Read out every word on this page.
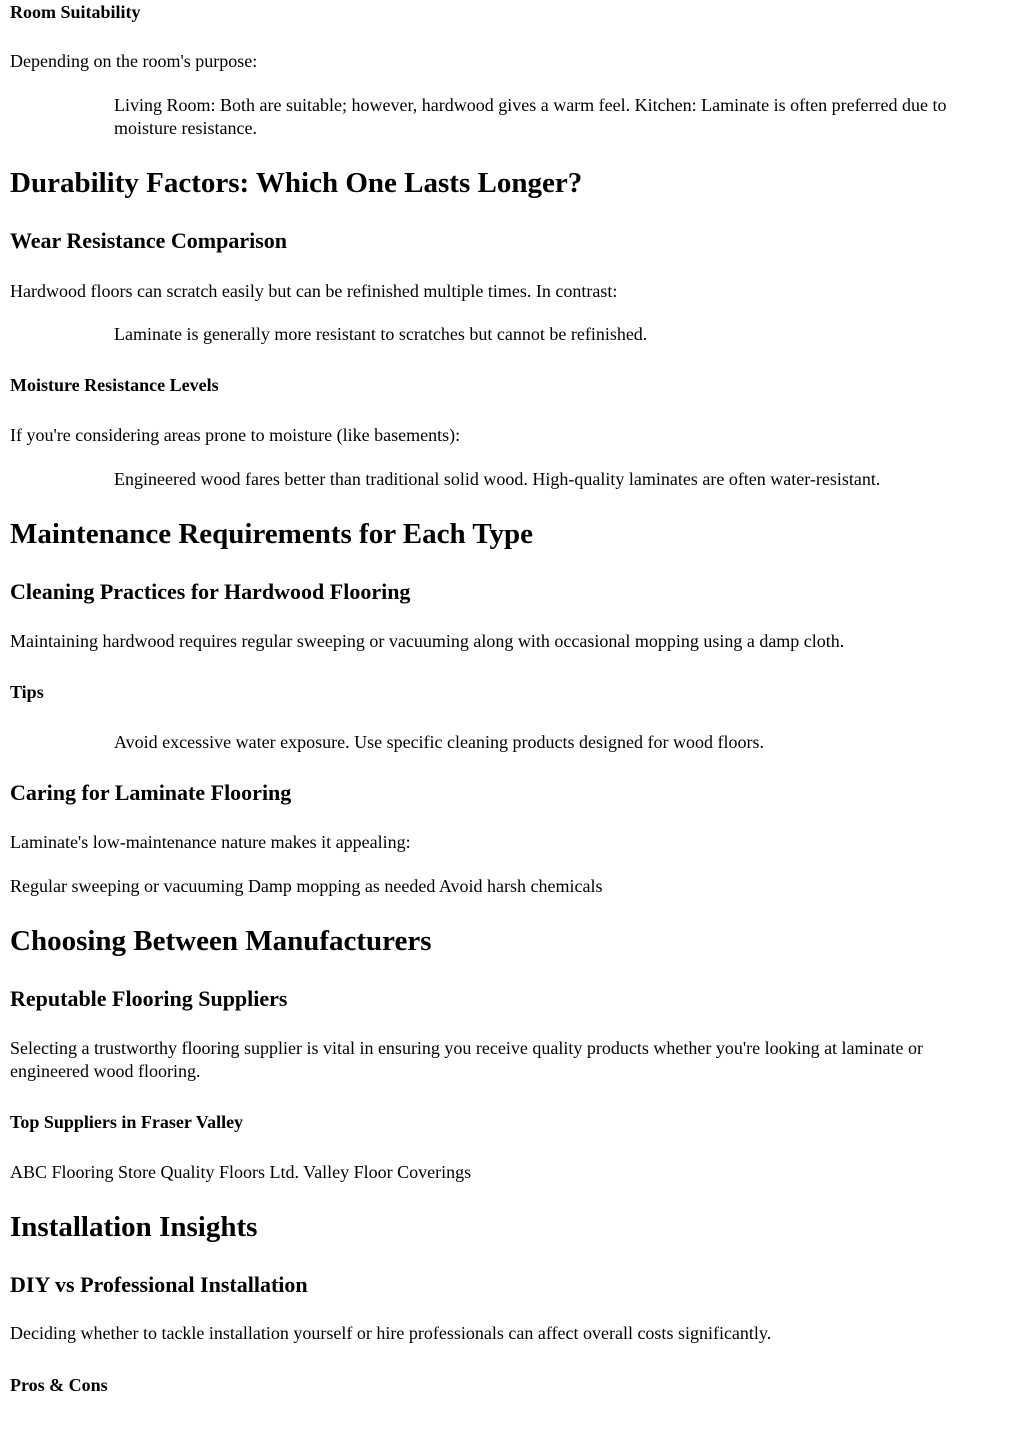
Room Suitability

Depending on the room's purpose:

Living Room: Both are suitable; however, hardwood gives a warm feel. Kitchen: Laminate is often preferred due to moisture resistance.
Durability Factors: Which One Lasts Longer?
Wear Resistance Comparison

Hardwood floors can scratch easily but can be refinished multiple times. In contrast:

Laminate is generally more resistant to scratches but cannot be refinished.
Moisture Resistance Levels

If you're considering areas prone to moisture (like basements):

Engineered wood fares better than traditional solid wood. High-quality laminates are often water-resistant.
Maintenance Requirements for Each Type
Cleaning Practices for Hardwood Flooring

Maintaining hardwood requires regular sweeping or vacuuming along with occasional mopping using a damp cloth.

Tips
Avoid excessive water exposure. Use specific cleaning products designed for wood floors.
Caring for Laminate Flooring

Laminate's low-maintenance nature makes it appealing:

Regular sweeping or vacuuming Damp mopping as needed Avoid harsh chemicals

Choosing Between Manufacturers
Reputable Flooring Suppliers

Selecting a trustworthy flooring supplier is vital in ensuring you receive quality products whether you're looking at laminate or engineered wood flooring.

Top Suppliers in Fraser Valley

ABC Flooring Store Quality Floors Ltd. Valley Floor Coverings

Installation Insights
DIY vs Professional Installation

Deciding whether to tackle installation yourself or hire professionals can affect overall costs significantly.

Pros & Cons
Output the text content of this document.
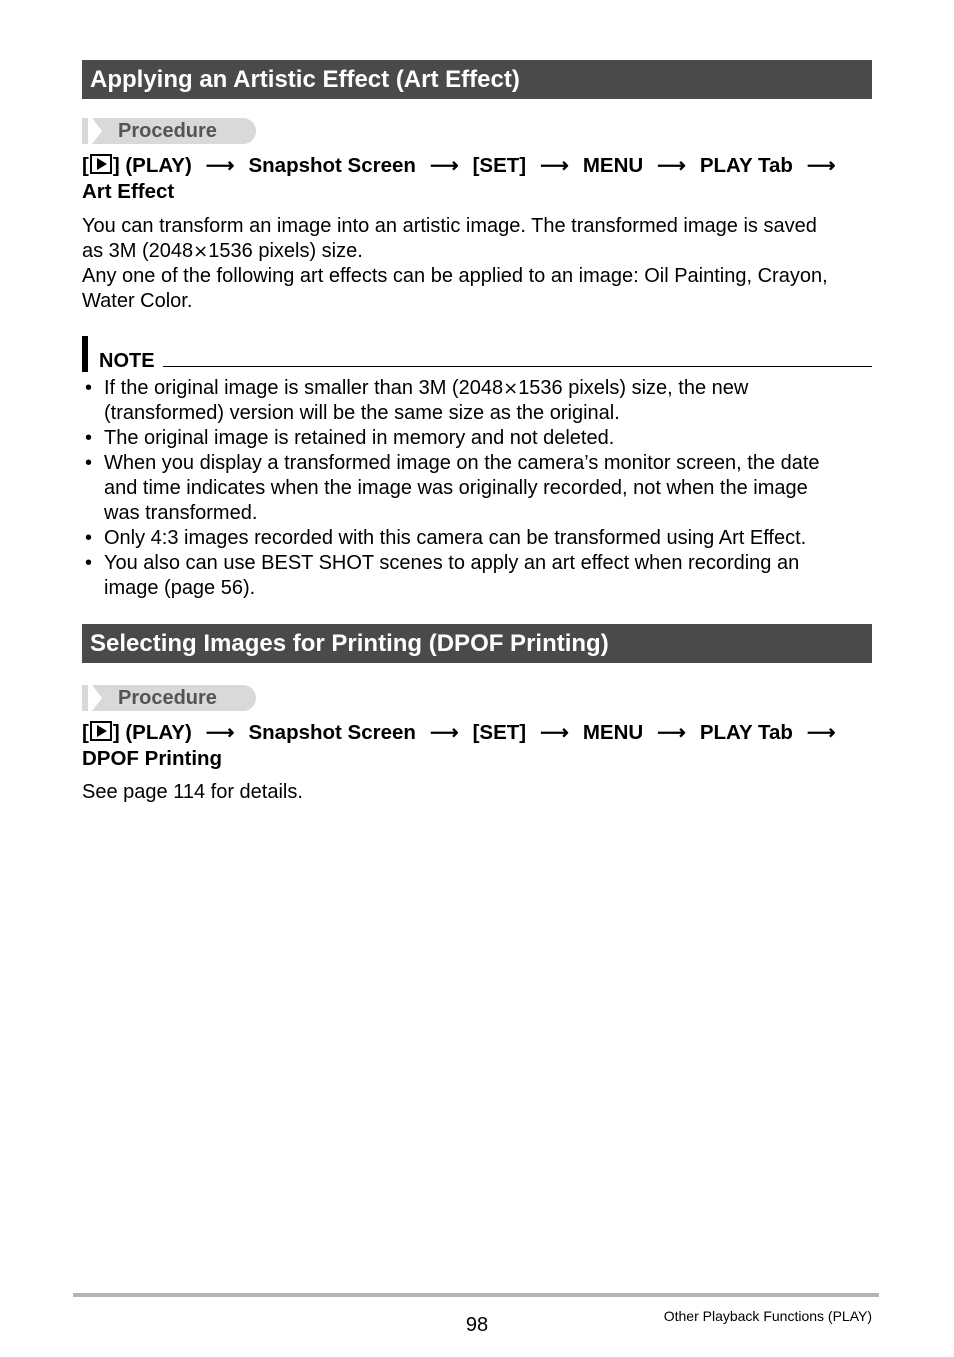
Applying an Artistic Effect (Art Effect)
Procedure
[ ] (PLAY) ⟶ Snapshot Screen ⟶ [SET] ⟶ MENU ⟶ PLAY Tab ⟶
Art Effect
You can transform an image into an artistic image. The transformed image is saved
as 3M (2048×1536 pixels) size.
Any one of the following art effects can be applied to an image: Oil Painting, Crayon,
Water Color.
NOTE
• If the original image is smaller than 3M (2048×1536 pixels) size, the new
(transformed) version will be the same size as the original.
• The original image is retained in memory and not deleted.
• When you display a transformed image on the camera’s monitor screen, the date
and time indicates when the image was originally recorded, not when the image
was transformed.
• Only 4:3 images recorded with this camera can be transformed using Art Effect.
• You also can use BEST SHOT scenes to apply an art effect when recording an
image (page 56).
Selecting Images for Printing (DPOF Printing)
Procedure
[ ] (PLAY) ⟶ Snapshot Screen ⟶ [SET] ⟶ MENU ⟶ PLAY Tab ⟶
DPOF Printing
See page 114 for details.
98	Other Playback Functions (PLAY)
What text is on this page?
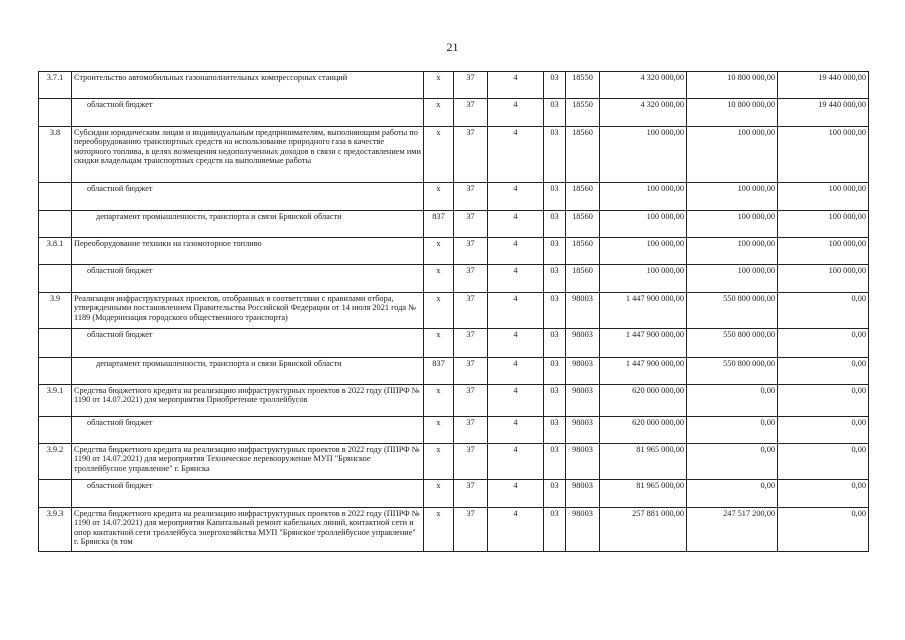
21
3.7.1	Строительство автомобильных газонаполнительных компрессорных станций	x	37	4	03	18550	4 320 000,00	10 800 000,00	19 440 000,00
	областной бюджет	x	37	4	03	18550	4 320 000,00	10 800 000,00	19 440 000,00
3.8	Субсидии юридическим лицам и индивидуальным предпринимателям, выполняющим работы по переоборудованию транспортных средств на использование природного газа в качестве моторного топлива, в целях возмещения недополученных доходов в связи с предоставлением ими скидки владельцам транспортных средств на выполняемые работы	x	37	4	03	18560	100 000,00	100 000,00	100 000,00
	областной бюджет	x	37	4	03	18560	100 000,00	100 000,00	100 000,00
	департамент промышленности, транспорта и связи Брянской области	837	37	4	03	18560	100 000,00	100 000,00	100 000,00
3.8.1	Переоборудование техники на газомоторное топливо	x	37	4	03	18560	100 000,00	100 000,00	100 000,00
	областной бюджет	x	37	4	03	18560	100 000,00	100 000,00	100 000,00
3.9	Реализация инфраструктурных проектов, отобранных в соответствии с правилами отбора, утвержденными постановлением Правительства Российской Федерации от 14 июля 2021 года № 1189 (Модернизация городского общественного транспорта)	x	37	4	03	98003	1 447 900 000,00	550 800 000,00	0,00
	областной бюджет	x	37	4	03	98003	1 447 900 000,00	550 800 000,00	0,00
	департамент промышленности, транспорта и связи Брянской области	837	37	4	03	98003	1 447 900 000,00	550 800 000,00	0,00
3.9.1	Средства бюджетного кредита на реализацию инфраструктурных проектов в 2022 году (ППРФ № 1190 от 14.07.2021) для мероприятия Приобретение троллейбусов	x	37	4	03	98003	620 000 000,00	0,00	0,00
	областной бюджет	x	37	4	03	98003	620 000 000,00	0,00	0,00
3.9.2	Средства бюджетного кредита на реализацию инфраструктурных проектов в 2022 году (ППРФ № 1190 от 14.07.2021) для мероприятия Техническое перевооружение МУП "Брянское троллейбусное управление" г. Брянска	x	37	4	03	98003	81 965 000,00	0,00	0,00
	областной бюджет	x	37	4	03	98003	81 965 000,00	0,00	0,00
3.9.3	Средства бюджетного кредита на реализацию инфраструктурных проектов в 2022 году (ППРФ № 1190 от 14.07.2021) для мероприятия Капитальный ремонт кабельных линий, контактной сети и опор контактной сети троллейбуса энергохозяйства МУП "Брянское троллейбусное управление" г. Брянска (в том	x	37	4	03	98003	257 881 000,00	247 517 200,00	0,00
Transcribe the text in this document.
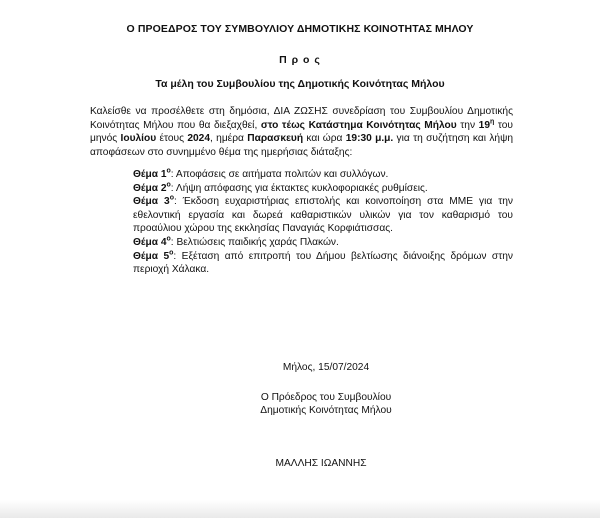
Ο ΠΡΟΕΔΡΟΣ ΤΟΥ ΣΥΜΒΟΥΛΙΟΥ ΔΗΜΟΤΙΚΗΣ ΚΟΙΝΟΤΗΤΑΣ ΜΗΛΟΥ
Π ρ ο ς
Τα μέλη του Συμβουλίου της Δημοτικής Κοινότητας Μήλου
Καλείσθε να προσέλθετε στη δημόσια, ΔΙΑ ΖΩΣΗΣ συνεδρίαση του Συμβουλίου Δημοτικής Κοινότητας Μήλου που θα διεξαχθεί, στο τέως Κατάστημα Κοινότητας Μήλου την $19^\eta$ του μηνός Ιουλίου έτους 2024, ημέρα Παρασκευή και ώρα 19:30 μ.μ. για τη συζήτηση και λήψη αποφάσεων στο συνημμένο θέμα της ημερήσιας διάταξης:

Θέμα $1^o$: Αποφάσεις σε αιτήματα πολιτών και συλλόγων.

Θέμα $2^o$: Λήψη απόφασης για έκτακτες κυκλοφοριακές ρυθμίσεις.

Θέμα $3^o$: Έκδοση ευχαριστήριας επιστολής και κοινοποίηση στα ΜΜΕ για την εθελοντική εργασία και δωρεά καθαριστικών υλικών για τον καθαρισμό του προαύλιου χώρου της εκκλησίας Παναγιάς Κορφιάτισσας.

Θέμα $4^o$: Βελτιώσεις παιδικής χαράς Πλακών.

Θέμα $5^o$: Εξέταση από επιτροπή του Δήμου βελτίωσης διάνοιξης δρόμων στην περιοχή Χάλακα.

Μήλος, 15/07/2024
Ο Πρόεδρος του Συμβουλίου
Δημοτικής Κοινότητας Μήλου
ΜΑΛΛΗΣ ΙΩΑΝΝΗΣ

- WORK INSTRUCTIONS
Where a line contains the string "using", extract that line.

- SOLUTION BELOW
Maintaining hardwood requires regular sweeping or vacuuming along with occasional mopping using a damp cloth.
• Only 4:3 images recorded with this camera can be transformed using Art Effect.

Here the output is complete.